Exercise aim
Each record below should be repeated precisely as written.

Materials provided

::::::::::

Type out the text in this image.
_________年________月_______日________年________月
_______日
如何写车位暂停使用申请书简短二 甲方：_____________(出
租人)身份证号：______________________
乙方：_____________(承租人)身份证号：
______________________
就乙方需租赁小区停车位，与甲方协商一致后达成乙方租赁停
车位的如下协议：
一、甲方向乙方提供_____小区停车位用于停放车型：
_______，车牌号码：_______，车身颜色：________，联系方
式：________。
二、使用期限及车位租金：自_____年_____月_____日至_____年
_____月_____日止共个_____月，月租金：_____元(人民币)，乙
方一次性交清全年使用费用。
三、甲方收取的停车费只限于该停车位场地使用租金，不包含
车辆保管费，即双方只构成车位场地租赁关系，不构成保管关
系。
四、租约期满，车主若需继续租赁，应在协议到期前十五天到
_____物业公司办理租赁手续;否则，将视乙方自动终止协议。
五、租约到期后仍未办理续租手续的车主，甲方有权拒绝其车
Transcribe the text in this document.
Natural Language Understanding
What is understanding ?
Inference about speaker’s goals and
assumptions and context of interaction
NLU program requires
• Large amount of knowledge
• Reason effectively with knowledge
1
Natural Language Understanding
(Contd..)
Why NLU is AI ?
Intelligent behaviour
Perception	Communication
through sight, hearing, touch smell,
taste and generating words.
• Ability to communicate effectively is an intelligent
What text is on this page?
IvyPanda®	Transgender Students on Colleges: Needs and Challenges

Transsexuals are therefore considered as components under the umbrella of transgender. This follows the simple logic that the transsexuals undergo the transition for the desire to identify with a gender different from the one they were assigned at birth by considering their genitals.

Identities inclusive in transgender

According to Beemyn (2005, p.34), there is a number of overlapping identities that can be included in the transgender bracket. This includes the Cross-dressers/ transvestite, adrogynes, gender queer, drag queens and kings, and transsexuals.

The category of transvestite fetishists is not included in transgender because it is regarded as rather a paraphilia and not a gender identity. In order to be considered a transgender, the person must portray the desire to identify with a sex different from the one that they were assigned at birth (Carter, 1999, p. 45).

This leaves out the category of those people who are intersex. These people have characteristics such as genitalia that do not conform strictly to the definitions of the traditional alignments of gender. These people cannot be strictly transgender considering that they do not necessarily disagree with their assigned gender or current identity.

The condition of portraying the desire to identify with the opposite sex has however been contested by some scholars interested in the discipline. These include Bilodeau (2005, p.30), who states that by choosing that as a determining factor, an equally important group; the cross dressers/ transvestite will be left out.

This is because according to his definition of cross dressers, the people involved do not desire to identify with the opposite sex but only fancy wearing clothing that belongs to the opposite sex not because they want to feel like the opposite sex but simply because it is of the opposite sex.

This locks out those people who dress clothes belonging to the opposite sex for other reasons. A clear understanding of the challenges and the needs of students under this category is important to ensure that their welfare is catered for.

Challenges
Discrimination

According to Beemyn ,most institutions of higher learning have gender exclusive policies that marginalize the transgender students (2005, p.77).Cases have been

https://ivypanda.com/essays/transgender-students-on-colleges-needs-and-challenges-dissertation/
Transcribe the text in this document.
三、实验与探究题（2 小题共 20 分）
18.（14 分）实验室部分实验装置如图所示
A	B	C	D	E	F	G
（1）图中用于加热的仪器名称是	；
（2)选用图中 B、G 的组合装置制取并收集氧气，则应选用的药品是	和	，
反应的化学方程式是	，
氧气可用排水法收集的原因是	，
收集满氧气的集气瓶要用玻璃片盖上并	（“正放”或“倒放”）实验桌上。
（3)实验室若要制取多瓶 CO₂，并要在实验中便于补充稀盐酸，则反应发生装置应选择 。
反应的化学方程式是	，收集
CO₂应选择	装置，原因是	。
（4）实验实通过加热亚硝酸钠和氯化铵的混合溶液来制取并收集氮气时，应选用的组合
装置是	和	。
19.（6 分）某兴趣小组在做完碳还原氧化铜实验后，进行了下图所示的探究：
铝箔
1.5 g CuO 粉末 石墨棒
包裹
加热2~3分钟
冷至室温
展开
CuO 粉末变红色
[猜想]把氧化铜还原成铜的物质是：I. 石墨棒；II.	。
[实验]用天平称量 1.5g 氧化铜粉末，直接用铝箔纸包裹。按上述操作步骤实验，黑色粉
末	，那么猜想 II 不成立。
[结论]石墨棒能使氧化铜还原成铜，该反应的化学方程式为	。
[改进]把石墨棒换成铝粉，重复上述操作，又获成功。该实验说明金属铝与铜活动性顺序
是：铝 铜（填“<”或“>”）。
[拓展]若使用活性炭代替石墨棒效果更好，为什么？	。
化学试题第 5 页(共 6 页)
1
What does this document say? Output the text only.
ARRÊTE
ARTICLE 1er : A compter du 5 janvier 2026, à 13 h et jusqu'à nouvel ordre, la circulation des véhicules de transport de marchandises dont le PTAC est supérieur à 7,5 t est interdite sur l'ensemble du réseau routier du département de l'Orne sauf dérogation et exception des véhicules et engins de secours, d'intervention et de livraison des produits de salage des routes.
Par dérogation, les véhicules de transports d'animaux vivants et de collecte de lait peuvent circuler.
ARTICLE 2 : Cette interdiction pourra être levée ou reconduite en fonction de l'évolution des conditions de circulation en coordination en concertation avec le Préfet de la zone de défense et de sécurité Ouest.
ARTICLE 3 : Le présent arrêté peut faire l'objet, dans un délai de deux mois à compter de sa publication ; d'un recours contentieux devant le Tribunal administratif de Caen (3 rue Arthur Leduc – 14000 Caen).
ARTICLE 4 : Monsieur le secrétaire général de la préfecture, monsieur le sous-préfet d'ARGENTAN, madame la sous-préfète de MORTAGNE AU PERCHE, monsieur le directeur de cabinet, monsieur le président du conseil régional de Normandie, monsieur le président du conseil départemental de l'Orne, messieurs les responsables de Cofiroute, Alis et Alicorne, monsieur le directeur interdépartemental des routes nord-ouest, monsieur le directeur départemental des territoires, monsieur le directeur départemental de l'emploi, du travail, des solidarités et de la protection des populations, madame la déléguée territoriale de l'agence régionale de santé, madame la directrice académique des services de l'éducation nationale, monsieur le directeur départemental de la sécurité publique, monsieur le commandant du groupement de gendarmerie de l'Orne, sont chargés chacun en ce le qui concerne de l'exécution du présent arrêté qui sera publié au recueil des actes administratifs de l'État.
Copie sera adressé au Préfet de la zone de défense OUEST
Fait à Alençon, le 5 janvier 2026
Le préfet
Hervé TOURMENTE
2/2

::::::::::

Answer for this exercise
Type out the text in this image.
_________年________月_______日________年________月
_______日
如何写车位暂停使用申请书简短二 甲方：_____________(出
租人)身份证号：______________________
乙方：_____________(承租人)身份证号：
______________________
就乙方需租赁小区停车位，与甲方协商一致后达成乙方租赁停
车位的如下协议：
一、甲方向乙方提供_____小区停车位用于停放车型：
_______，车牌号码：_______，车身颜色：________，联系方
式：________。
二、使用期限及车位租金：自_____年_____月_____日至_____年
_____月_____日止共个_____月，月租金：_____元(人民币)，乙
方一次性交清全年使用费用。
三、甲方收取的停车费只限于该停车位场地使用租金，不包含
车辆保管费，即双方只构成车位场地租赁关系，不构成保管关
系。
四、租约期满，车主若需继续租赁，应在协议到期前十五天到
_____物业公司办理租赁手续;否则，将视乙方自动终止协议。
五、租约到期后仍未办理续租手续的车主，甲方有权拒绝其车
Transcribe the text in this document.
Natural Language Understanding
What is understanding ?
Inference about speaker’s goals and
assumptions and context of interaction
NLU program requires
• Large amount of knowledge
• Reason effectively with knowledge
1
Natural Language Understanding
(Contd..)
Why NLU is AI ?
Intelligent behaviour
Perception	Communication
through sight, hearing, touch smell,
taste and generating words.
• Ability to communicate effectively is an intelligent
What text is on this page?
IvyPanda®	Transgender Students on Colleges: Needs and Challenges

Transsexuals are therefore considered as components under the umbrella of transgender. This follows the simple logic that the transsexuals undergo the transition for the desire to identify with a gender different from the one they were assigned at birth by considering their genitals.

Identities inclusive in transgender

According to Beemyn (2005, p.34), there is a number of overlapping identities that can be included in the transgender bracket. This includes the Cross-dressers/ transvestite, adrogynes, gender queer, drag queens and kings, and transsexuals.

The category of transvestite fetishists is not included in transgender because it is regarded as rather a paraphilia and not a gender identity. In order to be considered a transgender, the person must portray the desire to identify with a sex different from the one that they were assigned at birth (Carter, 1999, p. 45).

This leaves out the category of those people who are intersex. These people have characteristics such as genitalia that do not conform strictly to the definitions of the traditional alignments of gender. These people cannot be strictly transgender considering that they do not necessarily disagree with their assigned gender or current identity.

The condition of portraying the desire to identify with the opposite sex has however been contested by some scholars interested in the discipline. These include Bilodeau (2005, p.30), who states that by choosing that as a determining factor, an equally important group; the cross dressers/ transvestite will be left out.

This is because according to his definition of cross dressers, the people involved do not desire to identify with the opposite sex but only fancy wearing clothing that belongs to the opposite sex not because they want to feel like the opposite sex but simply because it is of the opposite sex.

This locks out those people who dress clothes belonging to the opposite sex for other reasons. A clear understanding of the challenges and the needs of students under this category is important to ensure that their welfare is catered for.

Challenges
Discrimination

According to Beemyn ,most institutions of higher learning have gender exclusive policies that marginalize the transgender students (2005, p.77).Cases have been

https://ivypanda.com/essays/transgender-students-on-colleges-needs-and-challenges-dissertation/
Transcribe the text in this document.
三、实验与探究题（2 小题共 20 分）
18.（14 分）实验室部分实验装置如图所示
A	B	C	D	E	F	G
（1）图中用于加热的仪器名称是	；
（2)选用图中 B、G 的组合装置制取并收集氧气，则应选用的药品是	和	，
反应的化学方程式是	，
氧气可用排水法收集的原因是	，
收集满氧气的集气瓶要用玻璃片盖上并	（“正放”或“倒放”）实验桌上。
（3)实验室若要制取多瓶 CO₂，并要在实验中便于补充稀盐酸，则反应发生装置应选择 。
反应的化学方程式是	，收集
CO₂应选择	装置，原因是	。
（4）实验实通过加热亚硝酸钠和氯化铵的混合溶液来制取并收集氮气时，应选用的组合
装置是	和	。
19.（6 分）某兴趣小组在做完碳还原氧化铜实验后，进行了下图所示的探究：
铝箔
1.5 g CuO 粉末 石墨棒
包裹
加热2~3分钟
冷至室温
展开
CuO 粉末变红色
[猜想]把氧化铜还原成铜的物质是：I. 石墨棒；II.	。
[实验]用天平称量 1.5g 氧化铜粉末，直接用铝箔纸包裹。按上述操作步骤实验，黑色粉
末	，那么猜想 II 不成立。
[结论]石墨棒能使氧化铜还原成铜，该反应的化学方程式为	。
[改进]把石墨棒换成铝粉，重复上述操作，又获成功。该实验说明金属铝与铜活动性顺序
是：铝 铜（填“<”或“>”）。
[拓展]若使用活性炭代替石墨棒效果更好，为什么？	。
化学试题第 5 页(共 6 页)
1
What does this document say? Output the text only.
ARRÊTE
ARTICLE 1er : A compter du 5 janvier 2026, à 13 h et jusqu'à nouvel ordre, la circulation des véhicules de transport de marchandises dont le PTAC est supérieur à 7,5 t est interdite sur l'ensemble du réseau routier du département de l'Orne sauf dérogation et exception des véhicules et engins de secours, d'intervention et de livraison des produits de salage des routes.
Par dérogation, les véhicules de transports d'animaux vivants et de collecte de lait peuvent circuler.
ARTICLE 2 : Cette interdiction pourra être levée ou reconduite en fonction de l'évolution des conditions de circulation en coordination en concertation avec le Préfet de la zone de défense et de sécurité Ouest.
ARTICLE 3 : Le présent arrêté peut faire l'objet, dans un délai de deux mois à compter de sa publication ; d'un recours contentieux devant le Tribunal administratif de Caen (3 rue Arthur Leduc – 14000 Caen).
ARTICLE 4 : Monsieur le secrétaire général de la préfecture, monsieur le sous-préfet d'ARGENTAN, madame la sous-préfète de MORTAGNE AU PERCHE, monsieur le directeur de cabinet, monsieur le président du conseil régional de Normandie, monsieur le président du conseil départemental de l'Orne, messieurs les responsables de Cofiroute, Alis et Alicorne, monsieur le directeur interdépartemental des routes nord-ouest, monsieur le directeur départemental des territoires, monsieur le directeur départemental de l'emploi, du travail, des solidarités et de la protection des populations, madame la déléguée territoriale de l'agence régionale de santé, madame la directrice académique des services de l'éducation nationale, monsieur le directeur départemental de la sécurité publique, monsieur le commandant du groupement de gendarmerie de l'Orne, sont chargés chacun en ce le qui concerne de l'exécution du présent arrêté qui sera publié au recueil des actes administratifs de l'État.
Copie sera adressé au Préfet de la zone de défense OUEST
Fait à Alençon, le 5 janvier 2026
Le préfet
Hervé TOURMENTE
2/2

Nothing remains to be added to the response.